--- START OF SOURCE DATA ---

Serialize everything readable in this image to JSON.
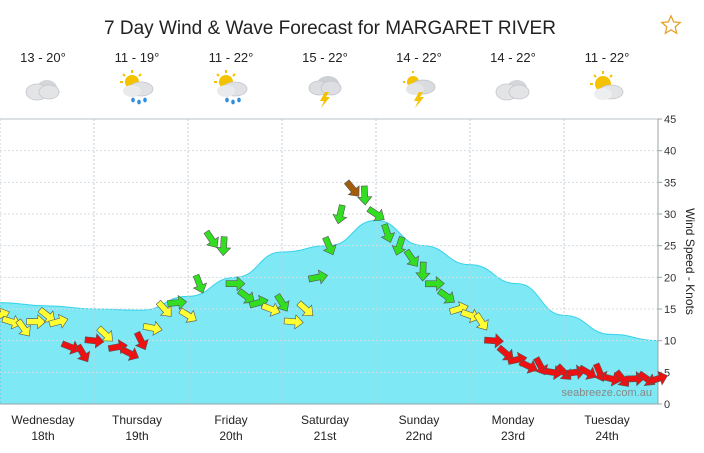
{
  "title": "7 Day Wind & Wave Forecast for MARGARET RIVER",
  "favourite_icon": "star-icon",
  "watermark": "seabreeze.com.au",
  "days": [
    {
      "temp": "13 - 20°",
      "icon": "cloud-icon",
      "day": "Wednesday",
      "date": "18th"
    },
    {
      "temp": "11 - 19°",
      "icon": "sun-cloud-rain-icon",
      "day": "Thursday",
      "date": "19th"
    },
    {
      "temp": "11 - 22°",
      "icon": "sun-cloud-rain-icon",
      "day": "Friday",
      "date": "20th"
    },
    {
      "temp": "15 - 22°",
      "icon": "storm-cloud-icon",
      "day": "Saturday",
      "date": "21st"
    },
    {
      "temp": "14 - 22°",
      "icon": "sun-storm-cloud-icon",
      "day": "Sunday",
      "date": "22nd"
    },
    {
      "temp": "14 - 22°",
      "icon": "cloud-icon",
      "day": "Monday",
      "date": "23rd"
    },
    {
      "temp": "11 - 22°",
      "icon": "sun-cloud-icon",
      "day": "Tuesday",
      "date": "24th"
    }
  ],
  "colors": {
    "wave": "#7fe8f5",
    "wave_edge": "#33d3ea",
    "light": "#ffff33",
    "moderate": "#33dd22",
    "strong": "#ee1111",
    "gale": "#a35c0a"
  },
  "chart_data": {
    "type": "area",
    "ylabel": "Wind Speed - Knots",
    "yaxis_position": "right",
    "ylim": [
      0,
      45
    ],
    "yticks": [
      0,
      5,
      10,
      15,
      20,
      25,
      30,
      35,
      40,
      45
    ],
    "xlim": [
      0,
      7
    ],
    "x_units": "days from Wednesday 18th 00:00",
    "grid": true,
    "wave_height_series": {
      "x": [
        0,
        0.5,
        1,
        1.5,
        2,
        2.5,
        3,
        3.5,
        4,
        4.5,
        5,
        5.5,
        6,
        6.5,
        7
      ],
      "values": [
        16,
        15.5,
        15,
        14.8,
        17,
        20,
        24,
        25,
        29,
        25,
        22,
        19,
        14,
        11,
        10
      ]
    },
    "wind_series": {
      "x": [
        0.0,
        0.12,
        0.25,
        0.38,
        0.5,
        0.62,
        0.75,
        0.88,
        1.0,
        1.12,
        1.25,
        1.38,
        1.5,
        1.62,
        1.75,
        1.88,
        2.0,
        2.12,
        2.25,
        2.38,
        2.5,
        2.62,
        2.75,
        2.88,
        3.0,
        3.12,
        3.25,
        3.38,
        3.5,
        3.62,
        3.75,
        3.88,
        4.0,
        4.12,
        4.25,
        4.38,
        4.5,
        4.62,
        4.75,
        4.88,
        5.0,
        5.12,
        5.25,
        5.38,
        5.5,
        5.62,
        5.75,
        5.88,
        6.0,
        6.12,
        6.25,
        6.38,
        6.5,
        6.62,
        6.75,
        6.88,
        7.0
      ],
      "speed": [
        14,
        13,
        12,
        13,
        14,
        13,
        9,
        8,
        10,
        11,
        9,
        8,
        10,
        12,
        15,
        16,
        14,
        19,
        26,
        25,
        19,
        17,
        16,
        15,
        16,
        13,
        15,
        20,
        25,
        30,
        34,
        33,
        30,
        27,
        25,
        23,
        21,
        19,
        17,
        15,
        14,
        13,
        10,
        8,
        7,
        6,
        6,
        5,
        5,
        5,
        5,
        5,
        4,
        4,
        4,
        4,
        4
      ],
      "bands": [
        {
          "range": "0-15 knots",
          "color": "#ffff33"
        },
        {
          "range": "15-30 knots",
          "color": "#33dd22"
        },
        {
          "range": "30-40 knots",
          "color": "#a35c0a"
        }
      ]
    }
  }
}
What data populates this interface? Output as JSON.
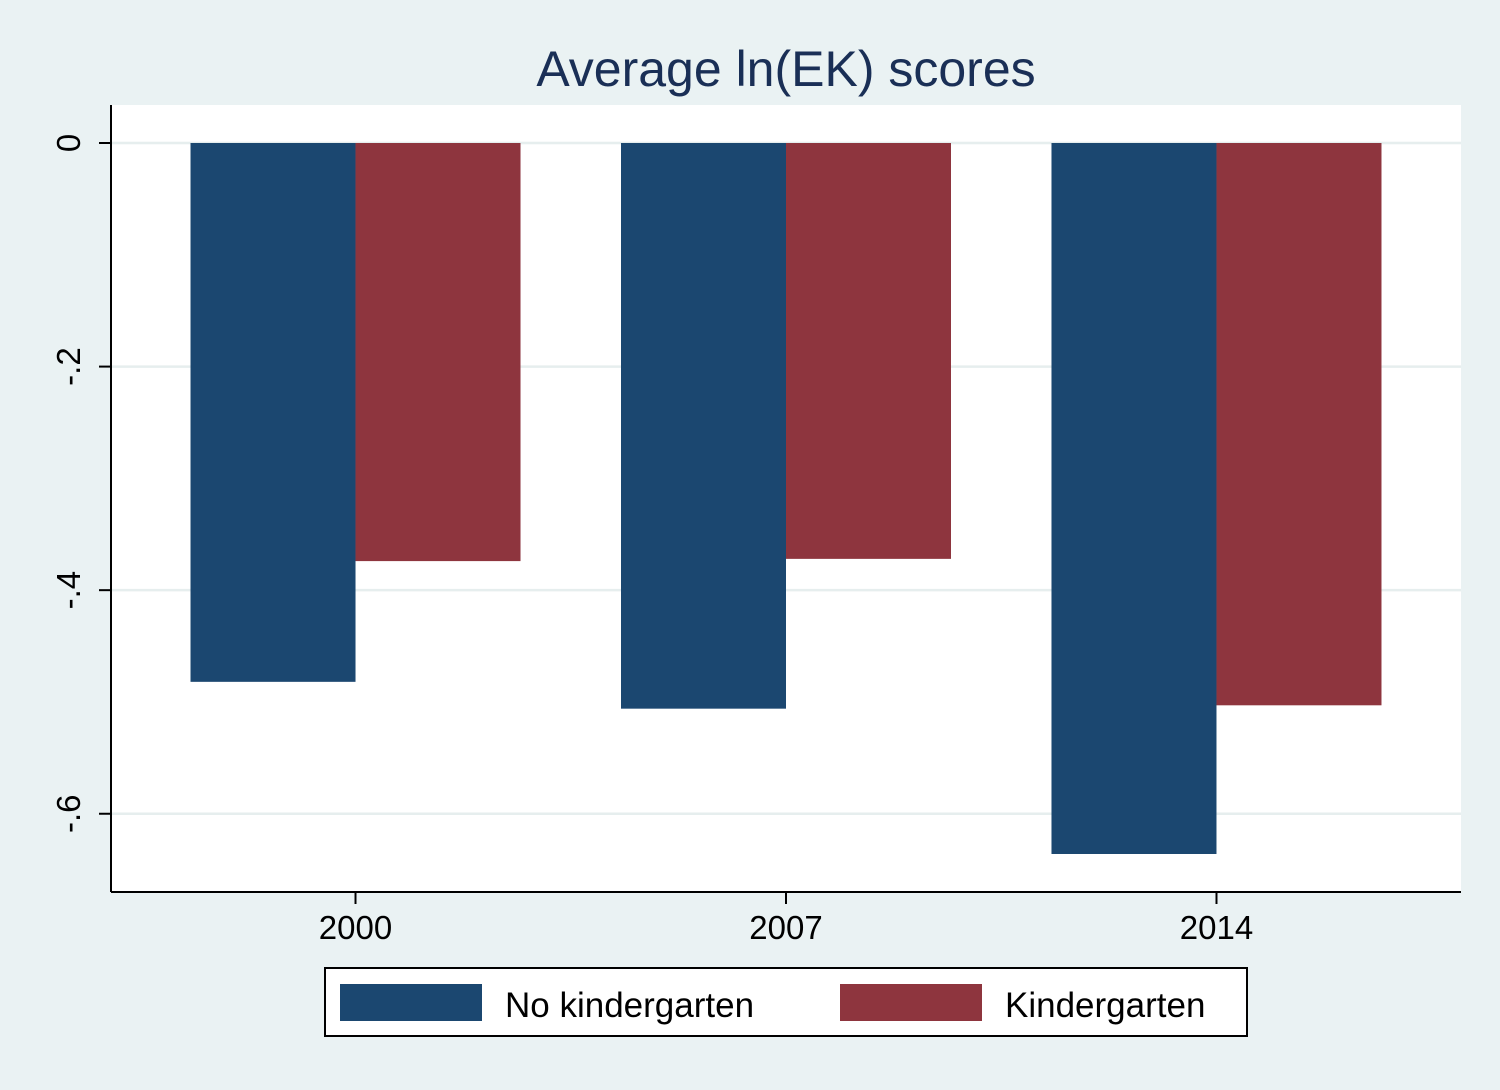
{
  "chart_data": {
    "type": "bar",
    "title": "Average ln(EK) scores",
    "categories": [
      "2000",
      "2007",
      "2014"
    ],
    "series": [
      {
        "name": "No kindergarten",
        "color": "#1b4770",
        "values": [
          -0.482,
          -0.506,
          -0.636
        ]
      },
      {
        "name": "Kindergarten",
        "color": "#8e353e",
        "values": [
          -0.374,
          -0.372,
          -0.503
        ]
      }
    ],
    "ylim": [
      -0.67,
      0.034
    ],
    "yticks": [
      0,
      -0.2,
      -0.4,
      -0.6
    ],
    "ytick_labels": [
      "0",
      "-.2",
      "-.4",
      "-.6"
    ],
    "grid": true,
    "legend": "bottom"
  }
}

--- END OF SOURCE DATA ---

Identify each line holding the string "date", and copy it out.

      "date": "18th"
      "date": "19th"
      "date": "20th"
      "date": "21st"
      "date": "22nd"
      "date": "23rd"
      "date": "24th"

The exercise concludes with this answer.